▸ **Given records**:
- - -
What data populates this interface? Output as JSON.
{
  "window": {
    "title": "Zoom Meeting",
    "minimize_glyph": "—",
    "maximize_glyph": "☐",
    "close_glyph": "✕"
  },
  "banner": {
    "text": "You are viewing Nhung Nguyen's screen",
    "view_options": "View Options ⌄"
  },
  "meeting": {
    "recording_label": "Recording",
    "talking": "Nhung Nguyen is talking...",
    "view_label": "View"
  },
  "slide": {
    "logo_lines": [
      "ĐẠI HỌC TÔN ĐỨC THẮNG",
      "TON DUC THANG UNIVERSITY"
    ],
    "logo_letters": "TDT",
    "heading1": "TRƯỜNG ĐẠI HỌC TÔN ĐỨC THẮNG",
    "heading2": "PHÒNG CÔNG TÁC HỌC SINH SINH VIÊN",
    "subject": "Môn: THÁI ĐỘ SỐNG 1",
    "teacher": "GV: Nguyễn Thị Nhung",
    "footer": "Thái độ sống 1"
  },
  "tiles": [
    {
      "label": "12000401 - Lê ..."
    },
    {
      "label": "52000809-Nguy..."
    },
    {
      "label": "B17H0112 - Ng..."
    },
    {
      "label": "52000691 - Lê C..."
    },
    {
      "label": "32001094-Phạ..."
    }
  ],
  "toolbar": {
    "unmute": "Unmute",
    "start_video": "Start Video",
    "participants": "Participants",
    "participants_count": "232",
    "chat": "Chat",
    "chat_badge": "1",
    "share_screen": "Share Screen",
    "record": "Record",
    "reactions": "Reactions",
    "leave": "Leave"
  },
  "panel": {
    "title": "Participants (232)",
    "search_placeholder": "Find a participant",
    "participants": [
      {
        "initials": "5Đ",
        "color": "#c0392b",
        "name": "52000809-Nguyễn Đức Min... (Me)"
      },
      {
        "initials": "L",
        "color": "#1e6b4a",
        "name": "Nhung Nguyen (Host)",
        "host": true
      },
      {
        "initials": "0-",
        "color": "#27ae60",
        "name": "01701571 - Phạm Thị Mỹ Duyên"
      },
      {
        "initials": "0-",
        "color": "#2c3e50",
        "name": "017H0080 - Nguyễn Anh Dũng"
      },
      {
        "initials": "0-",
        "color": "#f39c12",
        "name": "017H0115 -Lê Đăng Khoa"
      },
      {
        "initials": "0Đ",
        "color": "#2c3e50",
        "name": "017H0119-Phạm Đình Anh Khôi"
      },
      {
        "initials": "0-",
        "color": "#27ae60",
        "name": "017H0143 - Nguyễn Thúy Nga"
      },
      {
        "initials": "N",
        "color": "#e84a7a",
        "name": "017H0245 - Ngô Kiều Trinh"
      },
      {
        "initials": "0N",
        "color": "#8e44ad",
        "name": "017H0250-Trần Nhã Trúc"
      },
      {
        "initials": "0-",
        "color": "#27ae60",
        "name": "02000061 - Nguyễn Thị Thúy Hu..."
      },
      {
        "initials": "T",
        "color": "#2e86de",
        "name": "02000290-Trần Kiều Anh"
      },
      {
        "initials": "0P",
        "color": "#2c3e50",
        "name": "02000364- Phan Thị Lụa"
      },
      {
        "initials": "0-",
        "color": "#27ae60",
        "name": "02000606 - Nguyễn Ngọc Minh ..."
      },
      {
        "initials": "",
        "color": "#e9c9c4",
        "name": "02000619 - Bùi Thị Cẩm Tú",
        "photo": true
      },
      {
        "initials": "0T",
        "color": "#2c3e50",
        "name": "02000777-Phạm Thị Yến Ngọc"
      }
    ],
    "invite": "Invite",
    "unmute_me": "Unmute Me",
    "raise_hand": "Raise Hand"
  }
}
- - -
Report how many lines of the listing above include the word "Trần". Say nothing but the number.

2